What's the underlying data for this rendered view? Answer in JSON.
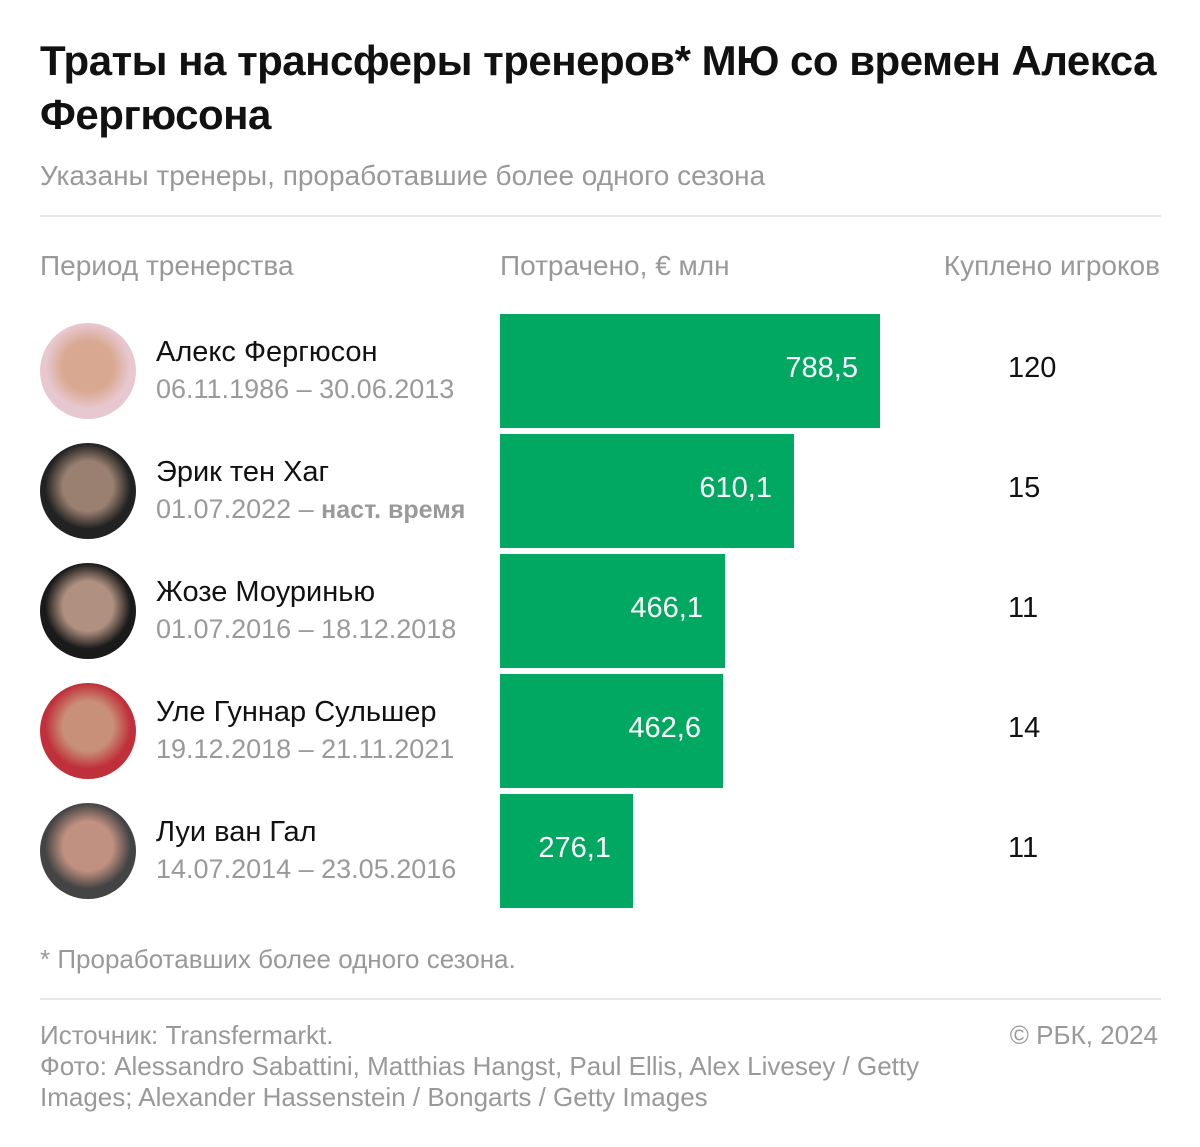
{
  "title": "Траты на трансферы тренеров* МЮ со времен Алекса Фергюсона",
  "subtitle": "Указаны тренеры, проработавшие более одного сезона",
  "columns": {
    "period": "Период тренерства",
    "spent": "Потрачено, € млн",
    "players": "Куплено игроков"
  },
  "chart_data": {
    "type": "bar",
    "orientation": "horizontal",
    "title": "Траты на трансферы тренеров* МЮ со времен Алекса Фергюсона",
    "categories": [
      "Алекс Фергюсон",
      "Эрик тен Хаг",
      "Жозе Моуринью",
      "Уле Гуннар Сульшер",
      "Луи ван Гал"
    ],
    "values": [
      788.5,
      610.1,
      466.1,
      462.6,
      276.1
    ],
    "value_labels": [
      "788,5",
      "610,1",
      "466,1",
      "462,6",
      "276,1"
    ],
    "xlabel": "Потрачено, € млн",
    "grid": false,
    "bar_color": "#00a862"
  },
  "rows": [
    {
      "name": "Алекс Фергюсон",
      "dates": "06.11.1986 – 30.06.2013",
      "dates_bold": "",
      "players": "120",
      "avatar_colors": [
        "#e8c8d0",
        "#d8a890"
      ]
    },
    {
      "name": "Эрик тен Хаг",
      "dates": "01.07.2022 – ",
      "dates_bold": "наст. время",
      "players": "15",
      "avatar_colors": [
        "#222",
        "#9a8070"
      ]
    },
    {
      "name": "Жозе Моуринью",
      "dates": "01.07.2016 – 18.12.2018",
      "dates_bold": "",
      "players": "11",
      "avatar_colors": [
        "#1a1a1a",
        "#b09080"
      ]
    },
    {
      "name": "Уле Гуннар Сульшер",
      "dates": "19.12.2018 – 21.11.2021",
      "dates_bold": "",
      "players": "14",
      "avatar_colors": [
        "#c0303a",
        "#c89078"
      ]
    },
    {
      "name": "Луи ван Гал",
      "dates": "14.07.2014 – 23.05.2016",
      "dates_bold": "",
      "players": "11",
      "avatar_colors": [
        "#444",
        "#c09080"
      ]
    }
  ],
  "footnote": "* Проработавших более одного сезона.",
  "source": "Источник: Transfermarkt.",
  "photo": "Фото: Alessandro Sabattini, Matthias Hangst, Paul Ellis, Alex Livesey / Getty Images; Alexander Hassenstein / Bongarts / Getty Images",
  "copyright": "© РБК, 2024"
}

Exercise requirements –
Omitting all images, print the listing exactly.

Reply to the task –
What's the underlying data for this rendered view? Answer in JSON.
{
  "title": "Траты на трансферы тренеров* МЮ со времен Алекса Фергюсона",
  "subtitle": "Указаны тренеры, проработавшие более одного сезона",
  "columns": {
    "period": "Период тренерства",
    "spent": "Потрачено, € млн",
    "players": "Куплено игроков"
  },
  "chart_data": {
    "type": "bar",
    "orientation": "horizontal",
    "title": "Траты на трансферы тренеров* МЮ со времен Алекса Фергюсона",
    "categories": [
      "Алекс Фергюсон",
      "Эрик тен Хаг",
      "Жозе Моуринью",
      "Уле Гуннар Сульшер",
      "Луи ван Гал"
    ],
    "values": [
      788.5,
      610.1,
      466.1,
      462.6,
      276.1
    ],
    "value_labels": [
      "788,5",
      "610,1",
      "466,1",
      "462,6",
      "276,1"
    ],
    "xlabel": "Потрачено, € млн",
    "grid": false,
    "bar_color": "#00a862"
  },
  "rows": [
    {
      "name": "Алекс Фергюсон",
      "dates": "06.11.1986 – 30.06.2013",
      "dates_bold": "",
      "players": "120",
      "avatar_colors": [
        "#e8c8d0",
        "#d8a890"
      ]
    },
    {
      "name": "Эрик тен Хаг",
      "dates": "01.07.2022 – ",
      "dates_bold": "наст. время",
      "players": "15",
      "avatar_colors": [
        "#222",
        "#9a8070"
      ]
    },
    {
      "name": "Жозе Моуринью",
      "dates": "01.07.2016 – 18.12.2018",
      "dates_bold": "",
      "players": "11",
      "avatar_colors": [
        "#1a1a1a",
        "#b09080"
      ]
    },
    {
      "name": "Уле Гуннар Сульшер",
      "dates": "19.12.2018 – 21.11.2021",
      "dates_bold": "",
      "players": "14",
      "avatar_colors": [
        "#c0303a",
        "#c89078"
      ]
    },
    {
      "name": "Луи ван Гал",
      "dates": "14.07.2014 – 23.05.2016",
      "dates_bold": "",
      "players": "11",
      "avatar_colors": [
        "#444",
        "#c09080"
      ]
    }
  ],
  "footnote": "* Проработавших более одного сезона.",
  "source": "Источник: Transfermarkt.",
  "photo": "Фото: Alessandro Sabattini, Matthias Hangst, Paul Ellis, Alex Livesey / Getty Images; Alexander Hassenstein / Bongarts / Getty Images",
  "copyright": "© РБК, 2024"
}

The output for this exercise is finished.